▶ EXTRACTED TEXT
Artigo Acesso aberto Revisado por pares

Subtle chirality effects of a D/l-Cysteine on the intrinsic acidity and conformation of isomeric tripeptides ACA and AdCA

2021; Elsevier BV; Volume: 469; Linguagem: Inglês

10.1016/j.ijms.2021.116685

ISSN

1873-2798

Autores

Yuntao Zhang, Zachary Buen, Michael D. Browne, Yadwinder S. Mann, Jianhua Ren,

Tópico(s)

Mass Spectrometry Techniques and Applications

Resumo

Chirality effects on the intrinsic acidity of oligopeptides have been studied using a pair of stereoisomeric tripeptides containing two alanine (A) residues and either an L- or a d-cysteine, ACA and AdCA, where the C-terminus is amidated. The gas-phase acidities were determined by mass spectrometry measurements. The extended kinetic method yielded the deprotonation enthalpy (ΔacidH) and the gas-phase acidity (ΔacidG) of ACA to be 328.0 and 322.7 kcal/mol (1372.4 and 1350.2 kJ/mol), and of AdCA to be 327.8 and 322.4 kcal/mol (1371.5 and 1348.9 kJ/mol), respectively. Although the quantitative difference is small, the branching ratio bracketing experiments clearly indicate that AdCA is a stronger gas-phase acid than ACA. Conformations were obtained via a step-wise conformational search, followed by geometry and frequency calculations at the B3LYP/6-311 + G (d,p) level of theory. Theoretical gas-phase acidities are in good agreement with the experiments, which also suggests that AdCA is a stronger gas-phase acid. The enhanced acidity of the d-cysteine containing peptide is likely due to the adoption of a unique bent conformation upon deprotonation at the thiol group, which enables more favorable hydrogen bonding interactions within the peptide ion. The findings imply that chirality change on a single amino acid residue may have a notable effect on the biochemical properties of peptides.

▶ PROBLEM STATEMENT
In the abstract on cysteine chirality in the tripeptides ACA and AdCA, what deprotonation enthalpy (ΔacidH) did the extended kinetic method give for AdCA?

▶ GIVEN DATA
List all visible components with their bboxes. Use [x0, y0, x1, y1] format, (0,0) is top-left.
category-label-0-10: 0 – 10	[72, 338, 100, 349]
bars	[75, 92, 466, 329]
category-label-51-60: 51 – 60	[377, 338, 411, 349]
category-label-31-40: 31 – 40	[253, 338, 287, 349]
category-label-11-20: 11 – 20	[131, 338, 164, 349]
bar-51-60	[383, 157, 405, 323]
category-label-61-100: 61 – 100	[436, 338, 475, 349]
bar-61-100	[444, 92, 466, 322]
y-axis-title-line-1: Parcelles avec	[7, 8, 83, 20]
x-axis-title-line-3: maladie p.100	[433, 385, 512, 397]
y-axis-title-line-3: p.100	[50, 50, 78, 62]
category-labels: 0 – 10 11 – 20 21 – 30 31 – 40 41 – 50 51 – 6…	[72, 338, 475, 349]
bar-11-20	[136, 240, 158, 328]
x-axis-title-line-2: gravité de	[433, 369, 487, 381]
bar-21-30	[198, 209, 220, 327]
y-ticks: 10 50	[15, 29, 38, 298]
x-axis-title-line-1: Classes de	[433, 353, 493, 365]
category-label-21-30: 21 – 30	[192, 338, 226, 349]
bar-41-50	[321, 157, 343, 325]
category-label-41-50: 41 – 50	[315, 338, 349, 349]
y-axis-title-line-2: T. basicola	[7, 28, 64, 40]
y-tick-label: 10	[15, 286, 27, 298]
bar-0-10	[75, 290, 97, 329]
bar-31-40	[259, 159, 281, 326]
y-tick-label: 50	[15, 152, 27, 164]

▶ ANSWER BOX
327.8 kcal/mol (1371.5 kJ/mol)